>>
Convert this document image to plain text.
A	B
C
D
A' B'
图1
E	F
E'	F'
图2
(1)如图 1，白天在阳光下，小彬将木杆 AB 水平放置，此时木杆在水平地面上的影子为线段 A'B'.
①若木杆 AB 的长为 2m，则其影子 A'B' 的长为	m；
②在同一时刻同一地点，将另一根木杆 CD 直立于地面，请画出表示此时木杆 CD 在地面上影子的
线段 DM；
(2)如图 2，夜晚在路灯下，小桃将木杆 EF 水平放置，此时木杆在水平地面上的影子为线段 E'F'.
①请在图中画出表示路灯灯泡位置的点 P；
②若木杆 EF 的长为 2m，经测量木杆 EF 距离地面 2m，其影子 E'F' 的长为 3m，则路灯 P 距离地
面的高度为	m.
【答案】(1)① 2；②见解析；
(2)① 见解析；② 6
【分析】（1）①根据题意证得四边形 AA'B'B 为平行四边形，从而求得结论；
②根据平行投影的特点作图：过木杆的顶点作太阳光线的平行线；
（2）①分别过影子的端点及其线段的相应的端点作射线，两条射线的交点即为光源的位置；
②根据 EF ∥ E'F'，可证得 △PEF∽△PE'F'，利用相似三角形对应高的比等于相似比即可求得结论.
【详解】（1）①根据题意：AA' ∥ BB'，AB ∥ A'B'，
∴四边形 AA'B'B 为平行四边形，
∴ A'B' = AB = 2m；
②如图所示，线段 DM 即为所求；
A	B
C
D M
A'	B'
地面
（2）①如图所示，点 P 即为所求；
<<
Task brief: The records above need to be transcribed in full. Keep every character unchanged.

Finished task:
Convert this document image to plain text.
A	B
C
D
A' B'
图1
E	F
E'	F'
图2
(1)如图 1，白天在阳光下，小彬将木杆 AB 水平放置，此时木杆在水平地面上的影子为线段 A'B'.
①若木杆 AB 的长为 2m，则其影子 A'B' 的长为	m；
②在同一时刻同一地点，将另一根木杆 CD 直立于地面，请画出表示此时木杆 CD 在地面上影子的
线段 DM；
(2)如图 2，夜晚在路灯下，小桃将木杆 EF 水平放置，此时木杆在水平地面上的影子为线段 E'F'.
①请在图中画出表示路灯灯泡位置的点 P；
②若木杆 EF 的长为 2m，经测量木杆 EF 距离地面 2m，其影子 E'F' 的长为 3m，则路灯 P 距离地
面的高度为	m.
【答案】(1)① 2；②见解析；
(2)① 见解析；② 6
【分析】（1）①根据题意证得四边形 AA'B'B 为平行四边形，从而求得结论；
②根据平行投影的特点作图：过木杆的顶点作太阳光线的平行线；
（2）①分别过影子的端点及其线段的相应的端点作射线，两条射线的交点即为光源的位置；
②根据 EF ∥ E'F'，可证得 △PEF∽△PE'F'，利用相似三角形对应高的比等于相似比即可求得结论.
【详解】（1）①根据题意：AA' ∥ BB'，AB ∥ A'B'，
∴四边形 AA'B'B 为平行四边形，
∴ A'B' = AB = 2m；
②如图所示，线段 DM 即为所求；
A	B
C
D M
A'	B'
地面
（2）①如图所示，点 P 即为所求；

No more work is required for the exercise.